Reproduce every entry below precisely; do not include the pictures.
— Start of RECORDED DATA —
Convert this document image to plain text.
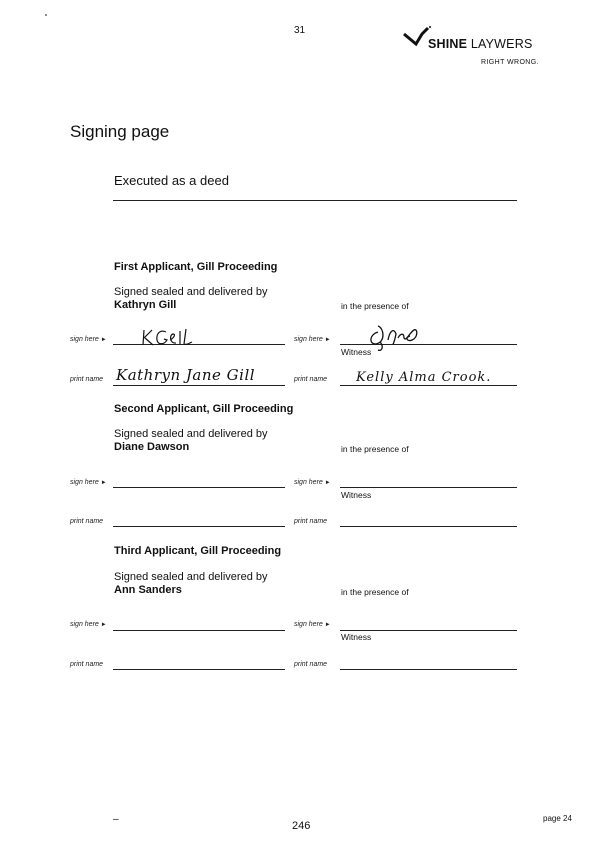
31
SHINE LAYWERS
RIGHT WRONG.
Signing page
Executed as a deed
First Applicant, Gill Proceeding
Signed sealed and delivered by
Kathryn Gill	in the presence of
sign here ►	sign here ►
Witness
print name Kathryn Jane Gill	print name Kelly Alma Crook.
Second Applicant, Gill Proceeding
Signed sealed and delivered by
Diane Dawson	in the presence of
sign here ►	sign here ►
Witness
print name	print name
Third Applicant, Gill Proceeding
Signed sealed and delivered by
Ann Sanders	in the presence of
sign here ►	sign here ►
Witness
print name	print name
–
246
page 24
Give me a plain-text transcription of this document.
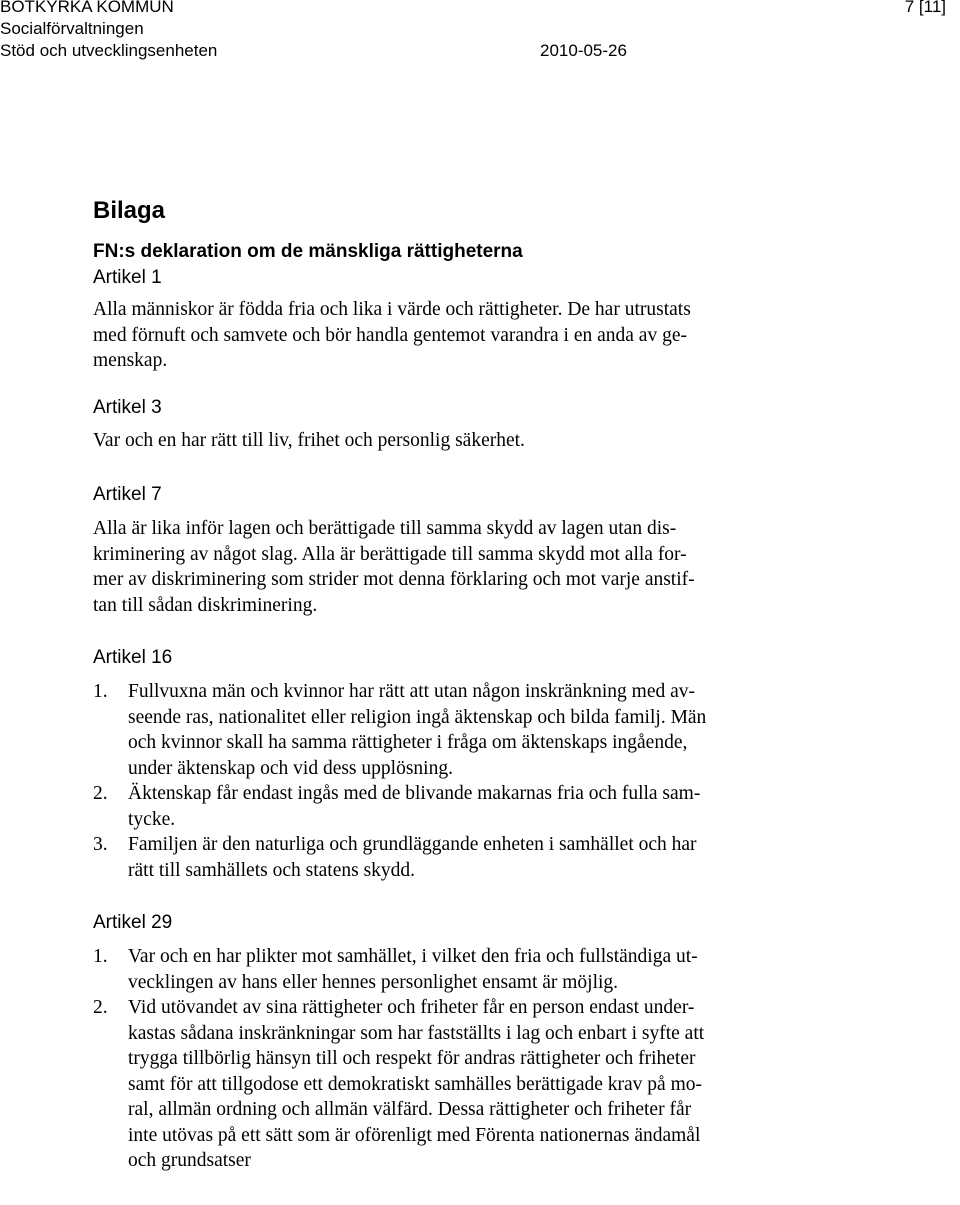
BOTKYRKA KOMMUN
Socialförvaltningen
Stöd och utvecklingsenheten	2010-05-26
7 [11]
Bilaga
FN:s deklaration om de mänskliga rättigheterna
Artikel 1

Alla människor är födda fria och lika i värde och rättigheter. De har utrustats
med förnuft och samvete och bör handla gentemot varandra i en anda av ge-
menskap.

Artikel 3

Var och en har rätt till liv, frihet och personlig säkerhet.

Artikel 7

Alla är lika inför lagen och berättigade till samma skydd av lagen utan dis-
kriminering av något slag. Alla är berättigade till samma skydd mot alla for-
mer av diskriminering som strider mot denna förklaring och mot varje anstif-
tan till sådan diskriminering.

Artikel 16
1. Fullvuxna män och kvinnor har rätt att utan någon inskränkning med av-
seende ras, nationalitet eller religion ingå äktenskap och bilda familj. Män
och kvinnor skall ha samma rättigheter i fråga om äktenskaps ingående,
under äktenskap och vid dess upplösning.
2. Äktenskap får endast ingås med de blivande makarnas fria och fulla sam-
tycke.
3. Familjen är den naturliga och grundläggande enheten i samhället och har
rätt till samhällets och statens skydd.
Artikel 29
1. Var och en har plikter mot samhället, i vilket den fria och fullständiga ut-
vecklingen av hans eller hennes personlighet ensamt är möjlig.
2. Vid utövandet av sina rättigheter och friheter får en person endast under-
kastas sådana inskränkningar som har fastställts i lag och enbart i syfte att
trygga tillbörlig hänsyn till och respekt för andras rättigheter och friheter
samt för att tillgodose ett demokratiskt samhälles berättigade krav på mo-
ral, allmän ordning och allmän välfärd. Dessa rättigheter och friheter får
inte utövas på ett sätt som är oförenligt med Förenta nationernas ändamål
och grundsatser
— End of RECORDED DATA —
OUTPUT BELOW ::
Convert this document image to plain text.
31
SHINE LAYWERS
RIGHT WRONG.
Signing page
Executed as a deed
First Applicant, Gill Proceeding
Signed sealed and delivered by
Kathryn Gill	in the presence of
sign here ►	sign here ►
Witness
print name Kathryn Jane Gill	print name Kelly Alma Crook.
Second Applicant, Gill Proceeding
Signed sealed and delivered by
Diane Dawson	in the presence of
sign here ►	sign here ►
Witness
print name	print name
Third Applicant, Gill Proceeding
Signed sealed and delivered by
Ann Sanders	in the presence of
sign here ►	sign here ►
Witness
print name	print name
–
246
page 24
Give me a plain-text transcription of this document.
BOTKYRKA KOMMUN
Socialförvaltningen
Stöd och utvecklingsenheten	2010-05-26
7 [11]
Bilaga
FN:s deklaration om de mänskliga rättigheterna
Artikel 1

Alla människor är födda fria och lika i värde och rättigheter. De har utrustats
med förnuft och samvete och bör handla gentemot varandra i en anda av ge-
menskap.

Artikel 3

Var och en har rätt till liv, frihet och personlig säkerhet.

Artikel 7

Alla är lika inför lagen och berättigade till samma skydd av lagen utan dis-
kriminering av något slag. Alla är berättigade till samma skydd mot alla for-
mer av diskriminering som strider mot denna förklaring och mot varje anstif-
tan till sådan diskriminering.

Artikel 16
1. Fullvuxna män och kvinnor har rätt att utan någon inskränkning med av-
seende ras, nationalitet eller religion ingå äktenskap och bilda familj. Män
och kvinnor skall ha samma rättigheter i fråga om äktenskaps ingående,
under äktenskap och vid dess upplösning.
2. Äktenskap får endast ingås med de blivande makarnas fria och fulla sam-
tycke.
3. Familjen är den naturliga och grundläggande enheten i samhället och har
rätt till samhällets och statens skydd.
Artikel 29
1. Var och en har plikter mot samhället, i vilket den fria och fullständiga ut-
vecklingen av hans eller hennes personlighet ensamt är möjlig.
2. Vid utövandet av sina rättigheter och friheter får en person endast under-
kastas sådana inskränkningar som har fastställts i lag och enbart i syfte att
trygga tillbörlig hänsyn till och respekt för andras rättigheter och friheter
samt för att tillgodose ett demokratiskt samhälles berättigade krav på mo-
ral, allmän ordning och allmän välfärd. Dessa rättigheter och friheter får
inte utövas på ett sätt som är oförenligt med Förenta nationernas ändamål
och grundsatser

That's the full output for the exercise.